[Start]

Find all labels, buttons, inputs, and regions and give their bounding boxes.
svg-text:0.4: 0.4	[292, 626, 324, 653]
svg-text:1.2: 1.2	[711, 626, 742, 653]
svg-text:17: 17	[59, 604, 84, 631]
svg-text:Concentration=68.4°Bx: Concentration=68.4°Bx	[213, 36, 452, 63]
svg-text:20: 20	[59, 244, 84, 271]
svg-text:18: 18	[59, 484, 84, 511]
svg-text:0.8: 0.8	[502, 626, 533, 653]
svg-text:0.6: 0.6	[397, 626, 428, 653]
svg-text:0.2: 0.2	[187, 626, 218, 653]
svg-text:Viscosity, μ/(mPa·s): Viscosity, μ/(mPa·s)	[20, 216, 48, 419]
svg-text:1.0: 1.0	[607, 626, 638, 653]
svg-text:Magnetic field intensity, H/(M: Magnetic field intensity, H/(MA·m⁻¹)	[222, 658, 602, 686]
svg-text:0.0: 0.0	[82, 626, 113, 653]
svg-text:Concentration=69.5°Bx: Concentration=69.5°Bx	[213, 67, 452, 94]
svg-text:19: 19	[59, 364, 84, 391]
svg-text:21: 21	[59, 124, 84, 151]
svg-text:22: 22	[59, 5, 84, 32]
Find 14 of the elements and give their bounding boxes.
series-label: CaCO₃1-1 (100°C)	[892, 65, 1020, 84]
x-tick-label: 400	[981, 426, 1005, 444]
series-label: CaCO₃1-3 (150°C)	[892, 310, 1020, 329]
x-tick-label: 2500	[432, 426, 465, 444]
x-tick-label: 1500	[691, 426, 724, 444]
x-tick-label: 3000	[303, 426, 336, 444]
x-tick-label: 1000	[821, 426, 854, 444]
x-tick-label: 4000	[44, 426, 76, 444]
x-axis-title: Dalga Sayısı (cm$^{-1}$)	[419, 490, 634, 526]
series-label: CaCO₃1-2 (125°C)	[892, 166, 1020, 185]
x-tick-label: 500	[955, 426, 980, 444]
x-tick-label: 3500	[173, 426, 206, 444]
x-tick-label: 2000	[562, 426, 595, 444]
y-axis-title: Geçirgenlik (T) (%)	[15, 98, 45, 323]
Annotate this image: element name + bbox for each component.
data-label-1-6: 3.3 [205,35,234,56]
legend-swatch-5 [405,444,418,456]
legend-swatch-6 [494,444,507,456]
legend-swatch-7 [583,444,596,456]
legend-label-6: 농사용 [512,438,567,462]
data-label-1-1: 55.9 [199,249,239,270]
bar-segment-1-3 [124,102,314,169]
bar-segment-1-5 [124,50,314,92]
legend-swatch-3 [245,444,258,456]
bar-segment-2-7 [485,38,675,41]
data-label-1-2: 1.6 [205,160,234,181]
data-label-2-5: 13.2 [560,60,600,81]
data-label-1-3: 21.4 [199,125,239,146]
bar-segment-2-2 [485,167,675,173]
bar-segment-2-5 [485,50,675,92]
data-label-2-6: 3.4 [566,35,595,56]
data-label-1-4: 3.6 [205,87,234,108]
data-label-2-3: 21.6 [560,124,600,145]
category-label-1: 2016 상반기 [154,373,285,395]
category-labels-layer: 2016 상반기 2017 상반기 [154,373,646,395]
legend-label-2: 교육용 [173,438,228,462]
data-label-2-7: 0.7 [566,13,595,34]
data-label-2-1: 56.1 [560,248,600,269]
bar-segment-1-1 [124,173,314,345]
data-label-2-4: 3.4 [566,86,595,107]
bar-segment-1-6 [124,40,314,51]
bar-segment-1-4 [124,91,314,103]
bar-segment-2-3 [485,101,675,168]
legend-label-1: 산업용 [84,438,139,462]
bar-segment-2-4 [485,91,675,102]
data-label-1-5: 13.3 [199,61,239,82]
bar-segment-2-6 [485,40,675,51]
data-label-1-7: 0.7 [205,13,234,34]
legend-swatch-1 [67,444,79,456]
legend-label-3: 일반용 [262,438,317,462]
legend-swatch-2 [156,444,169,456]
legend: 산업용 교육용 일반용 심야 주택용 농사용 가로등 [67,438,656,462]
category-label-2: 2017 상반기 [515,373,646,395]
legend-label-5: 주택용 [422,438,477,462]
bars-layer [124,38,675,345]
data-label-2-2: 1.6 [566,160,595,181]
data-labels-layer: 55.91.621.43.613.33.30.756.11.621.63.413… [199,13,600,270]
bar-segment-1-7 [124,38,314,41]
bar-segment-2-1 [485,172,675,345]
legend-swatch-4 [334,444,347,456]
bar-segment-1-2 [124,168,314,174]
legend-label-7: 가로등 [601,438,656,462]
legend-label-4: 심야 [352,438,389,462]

[End]

Reproduce every line of the listing above without any changes.

Find all labels, buttons, inputs, and regions and give their bounding boxes.
svg-text:0.4: 0.4	[292, 626, 324, 653]
svg-text:1.2: 1.2	[711, 626, 742, 653]
svg-text:17: 17	[59, 604, 84, 631]
svg-text:Concentration=68.4°Bx: Concentration=68.4°Bx	[213, 36, 452, 63]
svg-text:20: 20	[59, 244, 84, 271]
svg-text:18: 18	[59, 484, 84, 511]
svg-text:0.8: 0.8	[502, 626, 533, 653]
svg-text:0.6: 0.6	[397, 626, 428, 653]
svg-text:0.2: 0.2	[187, 626, 218, 653]
svg-text:Viscosity, μ/(mPa·s): Viscosity, μ/(mPa·s)	[20, 216, 48, 419]
svg-text:1.0: 1.0	[607, 626, 638, 653]
svg-text:Magnetic field intensity, H/(M: Magnetic field intensity, H/(MA·m⁻¹)	[222, 658, 602, 686]
svg-text:0.0: 0.0	[82, 626, 113, 653]
svg-text:Concentration=69.5°Bx: Concentration=69.5°Bx	[213, 67, 452, 94]
svg-text:19: 19	[59, 364, 84, 391]
svg-text:21: 21	[59, 124, 84, 151]
svg-text:22: 22	[59, 5, 84, 32]
Find 14 of the elements and give their bounding boxes.
series-label: CaCO₃1-1 (100°C)	[892, 65, 1020, 84]
x-tick-label: 400	[981, 426, 1005, 444]
series-label: CaCO₃1-3 (150°C)	[892, 310, 1020, 329]
x-tick-label: 2500	[432, 426, 465, 444]
x-tick-label: 1500	[691, 426, 724, 444]
x-tick-label: 3000	[303, 426, 336, 444]
x-tick-label: 1000	[821, 426, 854, 444]
x-tick-label: 4000	[44, 426, 76, 444]
x-axis-title: Dalga Sayısı (cm$^{-1}$)	[419, 490, 634, 526]
series-label: CaCO₃1-2 (125°C)	[892, 166, 1020, 185]
x-tick-label: 500	[955, 426, 980, 444]
x-tick-label: 3500	[173, 426, 206, 444]
x-tick-label: 2000	[562, 426, 595, 444]
y-axis-title: Geçirgenlik (T) (%)	[15, 98, 45, 323]
Annotate this image: element name + bbox for each component.
data-label-1-6: 3.3 [205,35,234,56]
legend-swatch-5 [405,444,418,456]
legend-swatch-6 [494,444,507,456]
legend-swatch-7 [583,444,596,456]
legend-label-6: 농사용 [512,438,567,462]
data-label-1-1: 55.9 [199,249,239,270]
bar-segment-1-3 [124,102,314,169]
bar-segment-1-5 [124,50,314,92]
legend-swatch-3 [245,444,258,456]
bar-segment-2-7 [485,38,675,41]
data-label-1-2: 1.6 [205,160,234,181]
data-label-2-5: 13.2 [560,60,600,81]
data-label-1-3: 21.4 [199,125,239,146]
bar-segment-2-2 [485,167,675,173]
bar-segment-2-5 [485,50,675,92]
data-label-2-6: 3.4 [566,35,595,56]
data-label-1-4: 3.6 [205,87,234,108]
data-label-2-3: 21.6 [560,124,600,145]
category-label-1: 2016 상반기 [154,373,285,395]
category-labels-layer: 2016 상반기 2017 상반기 [154,373,646,395]
legend-label-2: 교육용 [173,438,228,462]
data-label-2-7: 0.7 [566,13,595,34]
data-label-2-1: 56.1 [560,248,600,269]
bar-segment-1-1 [124,173,314,345]
data-label-2-4: 3.4 [566,86,595,107]
bar-segment-1-6 [124,40,314,51]
bar-segment-1-4 [124,91,314,103]
bar-segment-2-3 [485,101,675,168]
legend-label-1: 산업용 [84,438,139,462]
bar-segment-2-4 [485,91,675,102]
data-label-1-5: 13.3 [199,61,239,82]
bar-segment-2-6 [485,40,675,51]
data-label-1-7: 0.7 [205,13,234,34]
legend-swatch-1 [67,444,79,456]
legend-label-3: 일반용 [262,438,317,462]
legend-swatch-2 [156,444,169,456]
legend: 산업용 교육용 일반용 심야 주택용 농사용 가로등 [67,438,656,462]
category-label-2: 2017 상반기 [515,373,646,395]
legend-label-5: 주택용 [422,438,477,462]
bars-layer [124,38,675,345]
data-label-2-2: 1.6 [566,160,595,181]
data-labels-layer: 55.91.621.43.613.33.30.756.11.621.63.413… [199,13,600,270]
bar-segment-1-7 [124,38,314,41]
bar-segment-2-1 [485,172,675,345]
legend-swatch-4 [334,444,347,456]
bar-segment-1-2 [124,168,314,174]
legend-label-7: 가로등 [601,438,656,462]
legend-label-4: 심야 [352,438,389,462]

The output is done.